* BEGIN Excerpted data *

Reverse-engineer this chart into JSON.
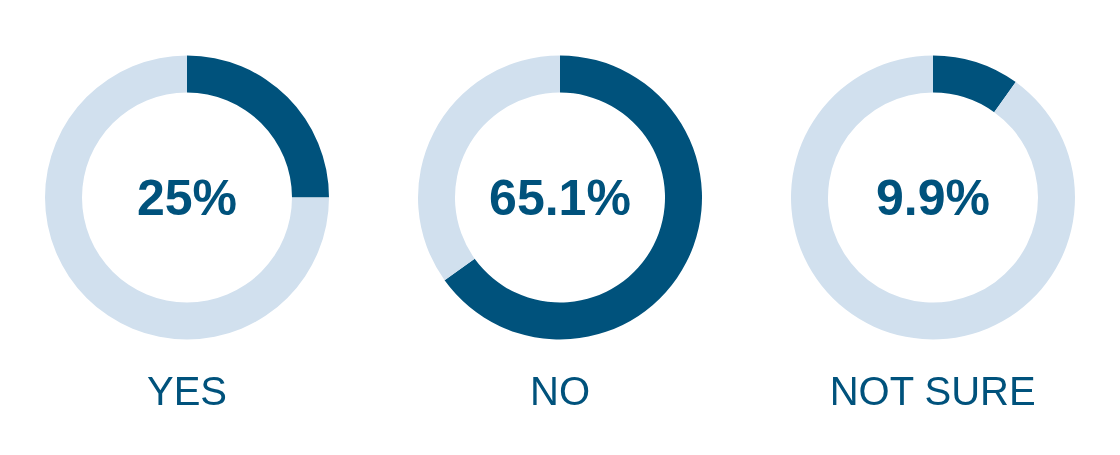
{
  "chart_data": [
    {
      "type": "donut",
      "title": "YES",
      "categories": [
        null,
        null
      ],
      "values": [
        25,
        75
      ],
      "colors": [
        "#00527c",
        "#d1e0ee"
      ],
      "value_labels": [
        "25%",
        null
      ]
    },
    {
      "type": "donut",
      "title": "NO",
      "categories": [
        null,
        null
      ],
      "values": [
        65.1,
        34.9
      ],
      "colors": [
        "#00527c",
        "#d1e0ee"
      ],
      "value_labels": [
        "65.1%",
        null
      ]
    },
    {
      "type": "donut",
      "title": "NOT SURE",
      "categories": [
        null,
        null
      ],
      "values": [
        9.9,
        90.1
      ],
      "colors": [
        "#00527c",
        "#d1e0ee"
      ],
      "value_labels": [
        "9.9%",
        null
      ]
    }
  ]
}
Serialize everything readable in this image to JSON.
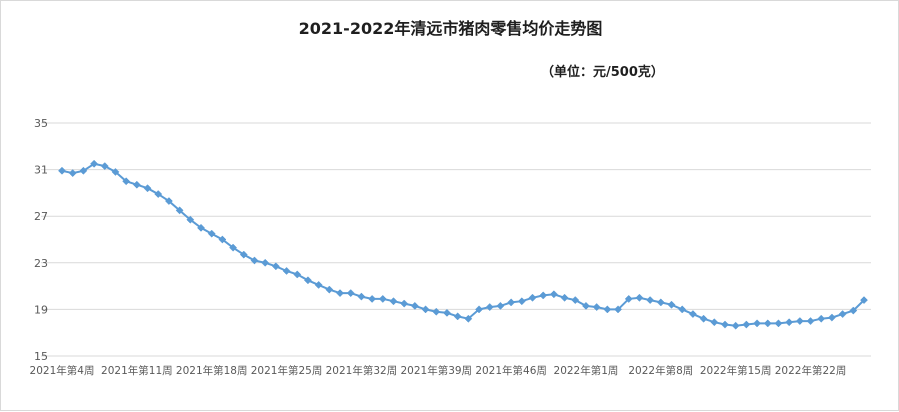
{
  "chart_data": {
    "type": "line",
    "title": "2021-2022年清远市猪肉零售均价走势图",
    "subtitle": "（单位：元/500克）",
    "xlabel": "",
    "ylabel": "",
    "ylim": [
      15,
      35
    ],
    "yticks": [
      "15",
      "19",
      "23",
      "27",
      "31",
      "35"
    ],
    "grid": true,
    "legend": "none",
    "line_color": "#5b9bd5",
    "x_tick_labels": [
      "2021年第4周",
      "2021年第11周",
      "2021年第18周",
      "2021年第25周",
      "2021年第32周",
      "2021年第39周",
      "2021年第46周",
      "2022年第1周",
      "2022年第8周",
      "2022年第15周",
      "2022年第22周"
    ],
    "series": [
      {
        "values": [
          30.9,
          30.7,
          30.9,
          31.5,
          31.3,
          30.8,
          30.0,
          29.7,
          29.4,
          28.9,
          28.3,
          27.5,
          26.7,
          26.0,
          25.5,
          25.0,
          24.3,
          23.7,
          23.2,
          23.0,
          22.7,
          22.3,
          22.0,
          21.5,
          21.1,
          20.7,
          20.4,
          20.4,
          20.1,
          19.9,
          19.9,
          19.7,
          19.5,
          19.3,
          19.0,
          18.8,
          18.7,
          18.4,
          18.2,
          19.0,
          19.2,
          19.3,
          19.6,
          19.7,
          20.0,
          20.2,
          20.3,
          20.0,
          19.8,
          19.3,
          19.2,
          19.0,
          19.0,
          19.9,
          20.0,
          19.8,
          19.6,
          19.4,
          19.0,
          18.6,
          18.2,
          17.9,
          17.7,
          17.6,
          17.7,
          17.8,
          17.8,
          17.8,
          17.9,
          18.0,
          18.0,
          18.2,
          18.3,
          18.6,
          18.9,
          19.8
        ]
      }
    ]
  }
}
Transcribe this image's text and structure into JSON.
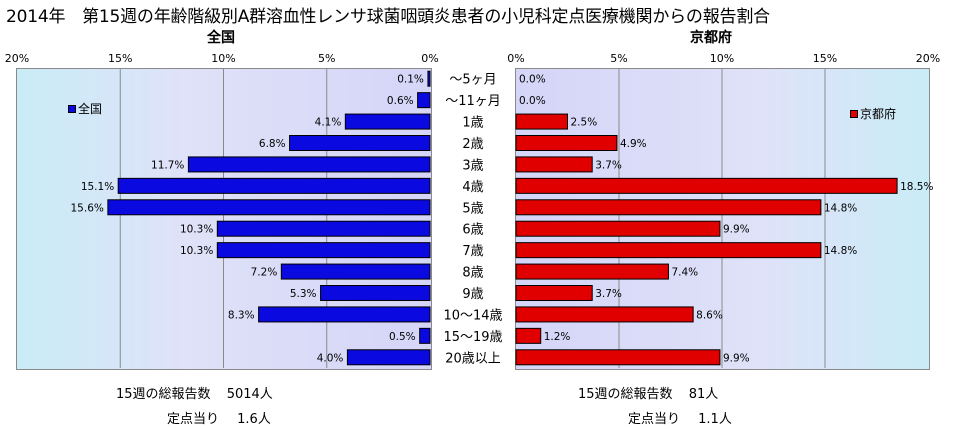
{
  "title": "2014年　第15週の年齢階級別A群溶血性レンサ球菌咽頭炎患者の小児科定点医療機関からの報告割合",
  "colors": {
    "national": "#0a0ae0",
    "kyoto": "#e00000"
  },
  "summary": {
    "left": {
      "total_label": "15週の総報告数",
      "total_value": "5014人",
      "per_label": "定点当り",
      "per_value": "1.6人"
    },
    "right": {
      "total_label": "15週の総報告数",
      "total_value": "81人",
      "per_label": "定点当り",
      "per_value": "1.1人"
    }
  },
  "chart_data": [
    {
      "type": "bar",
      "orientation": "horizontal",
      "direction": "right-to-left",
      "title": "全国",
      "legend": {
        "label": "全国",
        "position": "top-left"
      },
      "xlim": [
        0,
        20
      ],
      "tick_labels": [
        "20%",
        "15%",
        "10%",
        "5%",
        "0%"
      ],
      "tick_values": [
        20,
        15,
        10,
        5,
        0
      ],
      "grid": true,
      "categories": [
        "～5ヶ月",
        "～11ヶ月",
        "1歳",
        "2歳",
        "3歳",
        "4歳",
        "5歳",
        "6歳",
        "7歳",
        "8歳",
        "9歳",
        "10～14歳",
        "15～19歳",
        "20歳以上"
      ],
      "values": [
        0.1,
        0.6,
        4.1,
        6.8,
        11.7,
        15.1,
        15.6,
        10.3,
        10.3,
        7.2,
        5.3,
        8.3,
        0.5,
        4.0
      ],
      "data_labels": [
        "0.1%",
        "0.6%",
        "4.1%",
        "6.8%",
        "11.7%",
        "15.1%",
        "15.6%",
        "10.3%",
        "10.3%",
        "7.2%",
        "5.3%",
        "8.3%",
        "0.5%",
        "4.0%"
      ],
      "color": "#0a0ae0"
    },
    {
      "type": "bar",
      "orientation": "horizontal",
      "direction": "left-to-right",
      "title": "京都府",
      "legend": {
        "label": "京都府",
        "position": "top-right"
      },
      "xlim": [
        0,
        20
      ],
      "tick_labels": [
        "0%",
        "5%",
        "10%",
        "15%",
        "20%"
      ],
      "tick_values": [
        0,
        5,
        10,
        15,
        20
      ],
      "grid": true,
      "categories": [
        "～5ヶ月",
        "～11ヶ月",
        "1歳",
        "2歳",
        "3歳",
        "4歳",
        "5歳",
        "6歳",
        "7歳",
        "8歳",
        "9歳",
        "10～14歳",
        "15～19歳",
        "20歳以上"
      ],
      "values": [
        0.0,
        0.0,
        2.5,
        4.9,
        3.7,
        18.5,
        14.8,
        9.9,
        14.8,
        7.4,
        3.7,
        8.6,
        1.2,
        9.9
      ],
      "data_labels": [
        "0.0%",
        "0.0%",
        "2.5%",
        "4.9%",
        "3.7%",
        "18.5%",
        "14.8%",
        "9.9%",
        "14.8%",
        "7.4%",
        "3.7%",
        "8.6%",
        "1.2%",
        "9.9%"
      ],
      "color": "#e00000"
    }
  ]
}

* END Excerpted data *

*Direction:*
Leave out the pictures and print every line of the data exactly.

*Result:*
Reverse-engineer this chart into JSON.
{
  "chart_data": [
    {
      "type": "donut",
      "title": "YES",
      "categories": [
        null,
        null
      ],
      "values": [
        25,
        75
      ],
      "colors": [
        "#00527c",
        "#d1e0ee"
      ],
      "value_labels": [
        "25%",
        null
      ]
    },
    {
      "type": "donut",
      "title": "NO",
      "categories": [
        null,
        null
      ],
      "values": [
        65.1,
        34.9
      ],
      "colors": [
        "#00527c",
        "#d1e0ee"
      ],
      "value_labels": [
        "65.1%",
        null
      ]
    },
    {
      "type": "donut",
      "title": "NOT SURE",
      "categories": [
        null,
        null
      ],
      "values": [
        9.9,
        90.1
      ],
      "colors": [
        "#00527c",
        "#d1e0ee"
      ],
      "value_labels": [
        "9.9%",
        null
      ]
    }
  ]
}
Serialize everything readable in this image to JSON.
{
  "chart_data": {
    "type": "line",
    "title": "2021-2022年清远市猪肉零售均价走势图",
    "subtitle": "（单位：元/500克）",
    "xlabel": "",
    "ylabel": "",
    "ylim": [
      15,
      35
    ],
    "yticks": [
      "15",
      "19",
      "23",
      "27",
      "31",
      "35"
    ],
    "grid": true,
    "legend": "none",
    "line_color": "#5b9bd5",
    "x_tick_labels": [
      "2021年第4周",
      "2021年第11周",
      "2021年第18周",
      "2021年第25周",
      "2021年第32周",
      "2021年第39周",
      "2021年第46周",
      "2022年第1周",
      "2022年第8周",
      "2022年第15周",
      "2022年第22周"
    ],
    "series": [
      {
        "values": [
          30.9,
          30.7,
          30.9,
          31.5,
          31.3,
          30.8,
          30.0,
          29.7,
          29.4,
          28.9,
          28.3,
          27.5,
          26.7,
          26.0,
          25.5,
          25.0,
          24.3,
          23.7,
          23.2,
          23.0,
          22.7,
          22.3,
          22.0,
          21.5,
          21.1,
          20.7,
          20.4,
          20.4,
          20.1,
          19.9,
          19.9,
          19.7,
          19.5,
          19.3,
          19.0,
          18.8,
          18.7,
          18.4,
          18.2,
          19.0,
          19.2,
          19.3,
          19.6,
          19.7,
          20.0,
          20.2,
          20.3,
          20.0,
          19.8,
          19.3,
          19.2,
          19.0,
          19.0,
          19.9,
          20.0,
          19.8,
          19.6,
          19.4,
          19.0,
          18.6,
          18.2,
          17.9,
          17.7,
          17.6,
          17.7,
          17.8,
          17.8,
          17.8,
          17.9,
          18.0,
          18.0,
          18.2,
          18.3,
          18.6,
          18.9,
          19.8
        ]
      }
    ]
  }
}
Transcribe this image's text and structure into JSON.
{
  "title": "2014年　第15週の年齢階級別A群溶血性レンサ球菌咽頭炎患者の小児科定点医療機関からの報告割合",
  "colors": {
    "national": "#0a0ae0",
    "kyoto": "#e00000"
  },
  "summary": {
    "left": {
      "total_label": "15週の総報告数",
      "total_value": "5014人",
      "per_label": "定点当り",
      "per_value": "1.6人"
    },
    "right": {
      "total_label": "15週の総報告数",
      "total_value": "81人",
      "per_label": "定点当り",
      "per_value": "1.1人"
    }
  },
  "chart_data": [
    {
      "type": "bar",
      "orientation": "horizontal",
      "direction": "right-to-left",
      "title": "全国",
      "legend": {
        "label": "全国",
        "position": "top-left"
      },
      "xlim": [
        0,
        20
      ],
      "tick_labels": [
        "20%",
        "15%",
        "10%",
        "5%",
        "0%"
      ],
      "tick_values": [
        20,
        15,
        10,
        5,
        0
      ],
      "grid": true,
      "categories": [
        "～5ヶ月",
        "～11ヶ月",
        "1歳",
        "2歳",
        "3歳",
        "4歳",
        "5歳",
        "6歳",
        "7歳",
        "8歳",
        "9歳",
        "10～14歳",
        "15～19歳",
        "20歳以上"
      ],
      "values": [
        0.1,
        0.6,
        4.1,
        6.8,
        11.7,
        15.1,
        15.6,
        10.3,
        10.3,
        7.2,
        5.3,
        8.3,
        0.5,
        4.0
      ],
      "data_labels": [
        "0.1%",
        "0.6%",
        "4.1%",
        "6.8%",
        "11.7%",
        "15.1%",
        "15.6%",
        "10.3%",
        "10.3%",
        "7.2%",
        "5.3%",
        "8.3%",
        "0.5%",
        "4.0%"
      ],
      "color": "#0a0ae0"
    },
    {
      "type": "bar",
      "orientation": "horizontal",
      "direction": "left-to-right",
      "title": "京都府",
      "legend": {
        "label": "京都府",
        "position": "top-right"
      },
      "xlim": [
        0,
        20
      ],
      "tick_labels": [
        "0%",
        "5%",
        "10%",
        "15%",
        "20%"
      ],
      "tick_values": [
        0,
        5,
        10,
        15,
        20
      ],
      "grid": true,
      "categories": [
        "～5ヶ月",
        "～11ヶ月",
        "1歳",
        "2歳",
        "3歳",
        "4歳",
        "5歳",
        "6歳",
        "7歳",
        "8歳",
        "9歳",
        "10～14歳",
        "15～19歳",
        "20歳以上"
      ],
      "values": [
        0.0,
        0.0,
        2.5,
        4.9,
        3.7,
        18.5,
        14.8,
        9.9,
        14.8,
        7.4,
        3.7,
        8.6,
        1.2,
        9.9
      ],
      "data_labels": [
        "0.0%",
        "0.0%",
        "2.5%",
        "4.9%",
        "3.7%",
        "18.5%",
        "14.8%",
        "9.9%",
        "14.8%",
        "7.4%",
        "3.7%",
        "8.6%",
        "1.2%",
        "9.9%"
      ],
      "color": "#e00000"
    }
  ]
}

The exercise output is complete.